▶ **Rows from a dataset**
-----

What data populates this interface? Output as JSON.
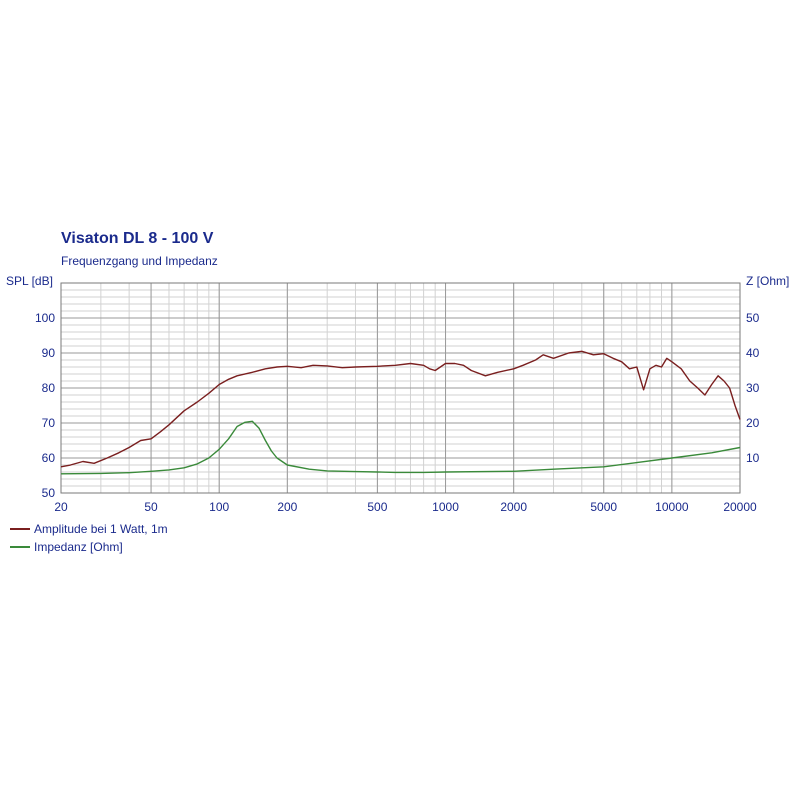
{
  "chart_data": {
    "type": "line",
    "title": "Visaton DL 8 - 100 V",
    "subtitle": "Frequenzgang und Impedanz",
    "ylabel_left": "SPL [dB]",
    "ylabel_right": "Z [Ohm]",
    "x_scale": "log",
    "xlim": [
      20,
      20000
    ],
    "ylim_left": [
      50,
      110
    ],
    "ylim_right": [
      0,
      60
    ],
    "x_ticks": [
      20,
      50,
      100,
      200,
      500,
      1000,
      2000,
      5000,
      10000,
      20000
    ],
    "y_ticks_left": [
      50,
      60,
      70,
      80,
      90,
      100
    ],
    "y_ticks_right": [
      10,
      20,
      30,
      40,
      50
    ],
    "grid": true,
    "legend_position": "bottom-left",
    "series": [
      {
        "name": "Amplitude bei 1 Watt, 1m",
        "axis": "left",
        "color": "#7a1f1f",
        "x": [
          20,
          22,
          25,
          28,
          32,
          36,
          40,
          45,
          50,
          55,
          60,
          70,
          80,
          90,
          100,
          110,
          120,
          140,
          160,
          180,
          200,
          230,
          260,
          300,
          350,
          400,
          500,
          600,
          700,
          800,
          850,
          900,
          1000,
          1100,
          1200,
          1300,
          1500,
          1700,
          2000,
          2200,
          2500,
          2700,
          3000,
          3500,
          4000,
          4500,
          5000,
          5500,
          6000,
          6500,
          7000,
          7500,
          8000,
          8500,
          9000,
          9500,
          10000,
          11000,
          12000,
          13000,
          14000,
          15000,
          16000,
          17000,
          18000,
          19000,
          20000
        ],
        "y": [
          57.5,
          58,
          59,
          58.5,
          60,
          61.5,
          63,
          65,
          65.5,
          67.5,
          69.5,
          73.5,
          76,
          78.5,
          81,
          82.5,
          83.5,
          84.5,
          85.5,
          86,
          86.2,
          85.8,
          86.5,
          86.3,
          85.8,
          86,
          86.2,
          86.5,
          87,
          86.5,
          85.5,
          85,
          87,
          87,
          86.5,
          85,
          83.5,
          84.5,
          85.5,
          86.5,
          88,
          89.5,
          88.5,
          90,
          90.5,
          89.5,
          89.8,
          88.5,
          87.5,
          85.5,
          86,
          79.5,
          85.5,
          86.5,
          86,
          88.5,
          87.5,
          85.5,
          82,
          80,
          78,
          81,
          83.5,
          82,
          80,
          75,
          71
        ]
      },
      {
        "name": "Impedanz [Ohm]",
        "axis": "right",
        "color": "#3a8a3a",
        "x": [
          20,
          30,
          40,
          50,
          60,
          70,
          80,
          90,
          100,
          110,
          120,
          130,
          140,
          150,
          160,
          170,
          180,
          200,
          250,
          300,
          400,
          500,
          600,
          800,
          1000,
          2000,
          3000,
          5000,
          7000,
          10000,
          15000,
          20000
        ],
        "y": [
          5.5,
          5.6,
          5.8,
          6.2,
          6.6,
          7.2,
          8.3,
          10,
          12.5,
          15.5,
          19,
          20.2,
          20.5,
          18.5,
          15,
          12,
          10,
          8,
          6.8,
          6.3,
          6.1,
          6.0,
          5.9,
          5.9,
          6.0,
          6.2,
          6.8,
          7.5,
          8.7,
          10,
          11.5,
          13
        ]
      }
    ]
  }
}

-----

Pull every line containing "Impedanz" from the material above.

▶ **TASK RESULT**
    "subtitle": "Frequenzgang und Impedanz",
        "name": "Impedanz [Ohm]",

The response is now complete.